Quote all of the entries word for word.

-=-=-

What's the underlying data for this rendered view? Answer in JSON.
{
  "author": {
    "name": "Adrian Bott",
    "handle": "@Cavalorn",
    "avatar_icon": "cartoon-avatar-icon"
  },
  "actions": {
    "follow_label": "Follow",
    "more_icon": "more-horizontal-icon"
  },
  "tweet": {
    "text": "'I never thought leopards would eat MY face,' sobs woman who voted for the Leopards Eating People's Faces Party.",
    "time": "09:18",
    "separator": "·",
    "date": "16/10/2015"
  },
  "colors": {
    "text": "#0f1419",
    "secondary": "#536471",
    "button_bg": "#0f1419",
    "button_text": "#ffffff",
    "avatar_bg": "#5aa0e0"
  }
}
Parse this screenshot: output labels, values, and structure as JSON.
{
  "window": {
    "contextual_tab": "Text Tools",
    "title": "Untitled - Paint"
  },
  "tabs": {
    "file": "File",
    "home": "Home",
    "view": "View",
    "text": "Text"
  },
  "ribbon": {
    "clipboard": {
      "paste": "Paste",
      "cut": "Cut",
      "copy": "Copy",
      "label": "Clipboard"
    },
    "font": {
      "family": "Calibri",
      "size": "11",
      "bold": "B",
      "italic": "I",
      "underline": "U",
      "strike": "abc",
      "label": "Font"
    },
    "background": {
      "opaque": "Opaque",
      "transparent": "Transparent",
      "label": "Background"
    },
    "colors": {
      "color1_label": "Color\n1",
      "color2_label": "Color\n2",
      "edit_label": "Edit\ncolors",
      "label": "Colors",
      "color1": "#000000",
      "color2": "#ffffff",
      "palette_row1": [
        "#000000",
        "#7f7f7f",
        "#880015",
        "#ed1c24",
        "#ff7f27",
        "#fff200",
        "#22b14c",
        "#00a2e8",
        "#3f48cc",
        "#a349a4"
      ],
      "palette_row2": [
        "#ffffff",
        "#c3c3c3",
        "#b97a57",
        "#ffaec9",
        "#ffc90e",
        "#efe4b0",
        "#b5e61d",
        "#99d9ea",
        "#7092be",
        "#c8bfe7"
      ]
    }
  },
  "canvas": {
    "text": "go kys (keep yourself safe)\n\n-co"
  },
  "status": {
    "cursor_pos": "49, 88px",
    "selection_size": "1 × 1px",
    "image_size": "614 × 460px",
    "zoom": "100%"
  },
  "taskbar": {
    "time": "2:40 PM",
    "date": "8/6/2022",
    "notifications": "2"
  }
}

-=-=-

■ EXPECTED ANSWER:
What's the underlying data for this rendered view? Answer in JSON.
{
  "author": {
    "name": "Adrian Bott",
    "handle": "@Cavalorn",
    "avatar_icon": "cartoon-avatar-icon"
  },
  "actions": {
    "follow_label": "Follow",
    "more_icon": "more-horizontal-icon"
  },
  "tweet": {
    "text": "'I never thought leopards would eat MY face,' sobs woman who voted for the Leopards Eating People's Faces Party.",
    "time": "09:18",
    "separator": "·",
    "date": "16/10/2015"
  },
  "colors": {
    "text": "#0f1419",
    "secondary": "#536471",
    "button_bg": "#0f1419",
    "button_text": "#ffffff",
    "avatar_bg": "#5aa0e0"
  }
}
Parse this screenshot: output labels, values, and structure as JSON.
{
  "window": {
    "contextual_tab": "Text Tools",
    "title": "Untitled - Paint"
  },
  "tabs": {
    "file": "File",
    "home": "Home",
    "view": "View",
    "text": "Text"
  },
  "ribbon": {
    "clipboard": {
      "paste": "Paste",
      "cut": "Cut",
      "copy": "Copy",
      "label": "Clipboard"
    },
    "font": {
      "family": "Calibri",
      "size": "11",
      "bold": "B",
      "italic": "I",
      "underline": "U",
      "strike": "abc",
      "label": "Font"
    },
    "background": {
      "opaque": "Opaque",
      "transparent": "Transparent",
      "label": "Background"
    },
    "colors": {
      "color1_label": "Color\n1",
      "color2_label": "Color\n2",
      "edit_label": "Edit\ncolors",
      "label": "Colors",
      "color1": "#000000",
      "color2": "#ffffff",
      "palette_row1": [
        "#000000",
        "#7f7f7f",
        "#880015",
        "#ed1c24",
        "#ff7f27",
        "#fff200",
        "#22b14c",
        "#00a2e8",
        "#3f48cc",
        "#a349a4"
      ],
      "palette_row2": [
        "#ffffff",
        "#c3c3c3",
        "#b97a57",
        "#ffaec9",
        "#ffc90e",
        "#efe4b0",
        "#b5e61d",
        "#99d9ea",
        "#7092be",
        "#c8bfe7"
      ]
    }
  },
  "canvas": {
    "text": "go kys (keep yourself safe)\n\n-co"
  },
  "status": {
    "cursor_pos": "49, 88px",
    "selection_size": "1 × 1px",
    "image_size": "614 × 460px",
    "zoom": "100%"
  },
  "taskbar": {
    "time": "2:40 PM",
    "date": "8/6/2022",
    "notifications": "2"
  }
}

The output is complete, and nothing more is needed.